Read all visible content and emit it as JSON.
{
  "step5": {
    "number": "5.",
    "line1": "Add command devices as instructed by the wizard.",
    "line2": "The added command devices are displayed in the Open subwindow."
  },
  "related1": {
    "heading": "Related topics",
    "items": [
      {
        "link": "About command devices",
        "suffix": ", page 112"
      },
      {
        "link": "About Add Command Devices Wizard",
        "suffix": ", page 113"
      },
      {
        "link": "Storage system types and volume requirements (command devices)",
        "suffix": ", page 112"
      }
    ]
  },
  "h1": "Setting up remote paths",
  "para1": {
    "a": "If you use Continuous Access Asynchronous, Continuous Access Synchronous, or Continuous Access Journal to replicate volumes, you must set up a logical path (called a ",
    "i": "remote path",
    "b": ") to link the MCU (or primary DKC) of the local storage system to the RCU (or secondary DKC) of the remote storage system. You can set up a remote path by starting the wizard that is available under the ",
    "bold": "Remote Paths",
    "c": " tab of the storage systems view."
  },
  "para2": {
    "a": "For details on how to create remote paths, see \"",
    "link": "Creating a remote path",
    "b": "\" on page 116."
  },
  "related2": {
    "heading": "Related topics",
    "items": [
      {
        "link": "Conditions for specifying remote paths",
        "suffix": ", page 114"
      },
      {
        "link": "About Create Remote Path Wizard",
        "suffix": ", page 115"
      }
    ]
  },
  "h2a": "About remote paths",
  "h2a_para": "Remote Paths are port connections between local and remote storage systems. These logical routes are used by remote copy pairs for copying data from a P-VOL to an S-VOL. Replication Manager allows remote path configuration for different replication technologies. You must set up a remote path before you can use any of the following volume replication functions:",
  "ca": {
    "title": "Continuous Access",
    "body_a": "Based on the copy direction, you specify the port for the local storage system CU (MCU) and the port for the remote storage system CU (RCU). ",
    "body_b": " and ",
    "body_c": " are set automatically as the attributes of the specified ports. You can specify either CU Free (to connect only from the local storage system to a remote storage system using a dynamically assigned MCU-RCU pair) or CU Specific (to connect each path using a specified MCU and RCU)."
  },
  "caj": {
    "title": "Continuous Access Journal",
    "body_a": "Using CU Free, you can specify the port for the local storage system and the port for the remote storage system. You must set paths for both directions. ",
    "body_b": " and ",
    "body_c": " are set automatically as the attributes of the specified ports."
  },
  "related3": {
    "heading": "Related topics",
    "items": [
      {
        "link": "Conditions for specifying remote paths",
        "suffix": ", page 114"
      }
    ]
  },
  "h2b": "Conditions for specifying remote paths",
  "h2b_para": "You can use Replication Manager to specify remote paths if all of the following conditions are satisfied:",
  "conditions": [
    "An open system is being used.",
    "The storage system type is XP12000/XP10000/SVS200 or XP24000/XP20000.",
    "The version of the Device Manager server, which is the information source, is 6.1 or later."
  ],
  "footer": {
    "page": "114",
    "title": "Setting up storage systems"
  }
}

Stated task:
Give the number of lines in the records that contain the string "page", with no other output.

Written solution:
8